WRITTEN PROBLEM: Every record should be written out exactly, please.

Data excerpts:
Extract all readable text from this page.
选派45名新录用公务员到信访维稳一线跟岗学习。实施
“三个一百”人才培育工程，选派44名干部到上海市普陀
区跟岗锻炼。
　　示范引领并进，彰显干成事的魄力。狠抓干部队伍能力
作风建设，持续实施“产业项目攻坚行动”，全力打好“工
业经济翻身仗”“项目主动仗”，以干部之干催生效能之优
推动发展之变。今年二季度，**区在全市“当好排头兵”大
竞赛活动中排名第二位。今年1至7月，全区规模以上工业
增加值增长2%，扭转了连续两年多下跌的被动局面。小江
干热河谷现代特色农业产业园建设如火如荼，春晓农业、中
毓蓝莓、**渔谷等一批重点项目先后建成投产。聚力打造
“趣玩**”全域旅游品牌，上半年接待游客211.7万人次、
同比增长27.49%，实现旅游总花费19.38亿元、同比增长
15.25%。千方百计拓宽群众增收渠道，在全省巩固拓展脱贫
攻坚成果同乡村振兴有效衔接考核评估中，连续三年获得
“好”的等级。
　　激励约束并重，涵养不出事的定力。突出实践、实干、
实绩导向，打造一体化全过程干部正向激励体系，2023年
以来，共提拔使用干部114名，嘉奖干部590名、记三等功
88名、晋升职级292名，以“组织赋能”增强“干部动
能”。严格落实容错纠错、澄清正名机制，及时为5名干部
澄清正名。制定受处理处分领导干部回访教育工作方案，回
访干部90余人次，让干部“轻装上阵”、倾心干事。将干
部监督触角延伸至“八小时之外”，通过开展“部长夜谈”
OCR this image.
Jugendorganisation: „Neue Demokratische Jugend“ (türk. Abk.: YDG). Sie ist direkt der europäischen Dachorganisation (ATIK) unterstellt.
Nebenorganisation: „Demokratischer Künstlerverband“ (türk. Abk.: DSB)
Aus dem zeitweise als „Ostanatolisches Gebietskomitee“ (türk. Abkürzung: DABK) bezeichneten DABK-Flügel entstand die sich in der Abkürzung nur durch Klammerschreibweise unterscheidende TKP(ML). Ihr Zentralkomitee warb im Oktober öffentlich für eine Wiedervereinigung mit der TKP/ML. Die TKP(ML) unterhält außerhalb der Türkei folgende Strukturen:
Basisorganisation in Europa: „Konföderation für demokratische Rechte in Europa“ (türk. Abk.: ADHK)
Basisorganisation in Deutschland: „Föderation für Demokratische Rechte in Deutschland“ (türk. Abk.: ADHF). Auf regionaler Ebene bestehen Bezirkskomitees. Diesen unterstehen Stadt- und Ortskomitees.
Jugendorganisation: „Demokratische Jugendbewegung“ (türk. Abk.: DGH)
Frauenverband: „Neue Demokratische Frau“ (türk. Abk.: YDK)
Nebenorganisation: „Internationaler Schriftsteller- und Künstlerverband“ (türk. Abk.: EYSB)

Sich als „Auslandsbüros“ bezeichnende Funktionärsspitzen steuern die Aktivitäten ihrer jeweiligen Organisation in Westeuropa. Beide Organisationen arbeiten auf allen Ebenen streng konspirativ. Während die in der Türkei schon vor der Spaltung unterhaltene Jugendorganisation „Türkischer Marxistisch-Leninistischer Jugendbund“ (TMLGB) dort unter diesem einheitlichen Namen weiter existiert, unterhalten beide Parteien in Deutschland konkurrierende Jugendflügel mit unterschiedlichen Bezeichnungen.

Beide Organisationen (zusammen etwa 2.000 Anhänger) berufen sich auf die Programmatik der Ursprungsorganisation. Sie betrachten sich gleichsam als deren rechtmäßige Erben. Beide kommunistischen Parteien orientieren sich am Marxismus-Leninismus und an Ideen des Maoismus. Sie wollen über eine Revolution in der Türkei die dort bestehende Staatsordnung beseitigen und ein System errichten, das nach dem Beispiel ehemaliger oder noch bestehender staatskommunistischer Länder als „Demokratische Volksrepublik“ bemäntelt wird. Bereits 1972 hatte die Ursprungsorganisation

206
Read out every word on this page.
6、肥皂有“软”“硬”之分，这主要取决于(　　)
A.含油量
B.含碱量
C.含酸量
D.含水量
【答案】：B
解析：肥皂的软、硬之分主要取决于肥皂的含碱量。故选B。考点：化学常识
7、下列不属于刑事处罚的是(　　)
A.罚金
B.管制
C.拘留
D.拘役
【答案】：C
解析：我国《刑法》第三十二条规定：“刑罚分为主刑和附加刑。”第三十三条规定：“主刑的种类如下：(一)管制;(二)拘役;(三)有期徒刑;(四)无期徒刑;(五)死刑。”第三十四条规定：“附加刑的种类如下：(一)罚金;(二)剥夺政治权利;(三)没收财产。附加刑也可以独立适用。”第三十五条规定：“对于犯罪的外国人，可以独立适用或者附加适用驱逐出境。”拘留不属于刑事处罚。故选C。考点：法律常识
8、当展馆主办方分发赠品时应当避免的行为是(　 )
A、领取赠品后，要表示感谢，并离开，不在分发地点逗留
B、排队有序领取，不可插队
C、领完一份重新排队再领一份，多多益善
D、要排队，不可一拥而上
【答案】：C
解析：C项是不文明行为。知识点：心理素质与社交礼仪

OUTPUT:
Extract all readable text from this page.
选派45名新录用公务员到信访维稳一线跟岗学习。实施
“三个一百”人才培育工程，选派44名干部到上海市普陀
区跟岗锻炼。
　　示范引领并进，彰显干成事的魄力。狠抓干部队伍能力
作风建设，持续实施“产业项目攻坚行动”，全力打好“工
业经济翻身仗”“项目主动仗”，以干部之干催生效能之优
推动发展之变。今年二季度，**区在全市“当好排头兵”大
竞赛活动中排名第二位。今年1至7月，全区规模以上工业
增加值增长2%，扭转了连续两年多下跌的被动局面。小江
干热河谷现代特色农业产业园建设如火如荼，春晓农业、中
毓蓝莓、**渔谷等一批重点项目先后建成投产。聚力打造
“趣玩**”全域旅游品牌，上半年接待游客211.7万人次、
同比增长27.49%，实现旅游总花费19.38亿元、同比增长
15.25%。千方百计拓宽群众增收渠道，在全省巩固拓展脱贫
攻坚成果同乡村振兴有效衔接考核评估中，连续三年获得
“好”的等级。
　　激励约束并重，涵养不出事的定力。突出实践、实干、
实绩导向，打造一体化全过程干部正向激励体系，2023年
以来，共提拔使用干部114名，嘉奖干部590名、记三等功
88名、晋升职级292名，以“组织赋能”增强“干部动
能”。严格落实容错纠错、澄清正名机制，及时为5名干部
澄清正名。制定受处理处分领导干部回访教育工作方案，回
访干部90余人次，让干部“轻装上阵”、倾心干事。将干
部监督触角延伸至“八小时之外”，通过开展“部长夜谈”
OCR this image.
Jugendorganisation: „Neue Demokratische Jugend“ (türk. Abk.: YDG). Sie ist direkt der europäischen Dachorganisation (ATIK) unterstellt.
Nebenorganisation: „Demokratischer Künstlerverband“ (türk. Abk.: DSB)
Aus dem zeitweise als „Ostanatolisches Gebietskomitee“ (türk. Abkürzung: DABK) bezeichneten DABK-Flügel entstand die sich in der Abkürzung nur durch Klammerschreibweise unterscheidende TKP(ML). Ihr Zentralkomitee warb im Oktober öffentlich für eine Wiedervereinigung mit der TKP/ML. Die TKP(ML) unterhält außerhalb der Türkei folgende Strukturen:
Basisorganisation in Europa: „Konföderation für demokratische Rechte in Europa“ (türk. Abk.: ADHK)
Basisorganisation in Deutschland: „Föderation für Demokratische Rechte in Deutschland“ (türk. Abk.: ADHF). Auf regionaler Ebene bestehen Bezirkskomitees. Diesen unterstehen Stadt- und Ortskomitees.
Jugendorganisation: „Demokratische Jugendbewegung“ (türk. Abk.: DGH)
Frauenverband: „Neue Demokratische Frau“ (türk. Abk.: YDK)
Nebenorganisation: „Internationaler Schriftsteller- und Künstlerverband“ (türk. Abk.: EYSB)

Sich als „Auslandsbüros“ bezeichnende Funktionärsspitzen steuern die Aktivitäten ihrer jeweiligen Organisation in Westeuropa. Beide Organisationen arbeiten auf allen Ebenen streng konspirativ. Während die in der Türkei schon vor der Spaltung unterhaltene Jugendorganisation „Türkischer Marxistisch-Leninistischer Jugendbund“ (TMLGB) dort unter diesem einheitlichen Namen weiter existiert, unterhalten beide Parteien in Deutschland konkurrierende Jugendflügel mit unterschiedlichen Bezeichnungen.

Beide Organisationen (zusammen etwa 2.000 Anhänger) berufen sich auf die Programmatik der Ursprungsorganisation. Sie betrachten sich gleichsam als deren rechtmäßige Erben. Beide kommunistischen Parteien orientieren sich am Marxismus-Leninismus und an Ideen des Maoismus. Sie wollen über eine Revolution in der Türkei die dort bestehende Staatsordnung beseitigen und ein System errichten, das nach dem Beispiel ehemaliger oder noch bestehender staatskommunistischer Länder als „Demokratische Volksrepublik“ bemäntelt wird. Bereits 1972 hatte die Ursprungsorganisation

206
Read out every word on this page.
6、肥皂有“软”“硬”之分，这主要取决于(　　)
A.含油量
B.含碱量
C.含酸量
D.含水量
【答案】：B
解析：肥皂的软、硬之分主要取决于肥皂的含碱量。故选B。考点：化学常识
7、下列不属于刑事处罚的是(　　)
A.罚金
B.管制
C.拘留
D.拘役
【答案】：C
解析：我国《刑法》第三十二条规定：“刑罚分为主刑和附加刑。”第三十三条规定：“主刑的种类如下：(一)管制;(二)拘役;(三)有期徒刑;(四)无期徒刑;(五)死刑。”第三十四条规定：“附加刑的种类如下：(一)罚金;(二)剥夺政治权利;(三)没收财产。附加刑也可以独立适用。”第三十五条规定：“对于犯罪的外国人，可以独立适用或者附加适用驱逐出境。”拘留不属于刑事处罚。故选C。考点：法律常识
8、当展馆主办方分发赠品时应当避免的行为是(　 )
A、领取赠品后，要表示感谢，并离开，不在分发地点逗留
B、排队有序领取，不可插队
C、领完一份重新排队再领一份，多多益善
D、要排队，不可一拥而上
【答案】：C
解析：C项是不文明行为。知识点：心理素质与社交礼仪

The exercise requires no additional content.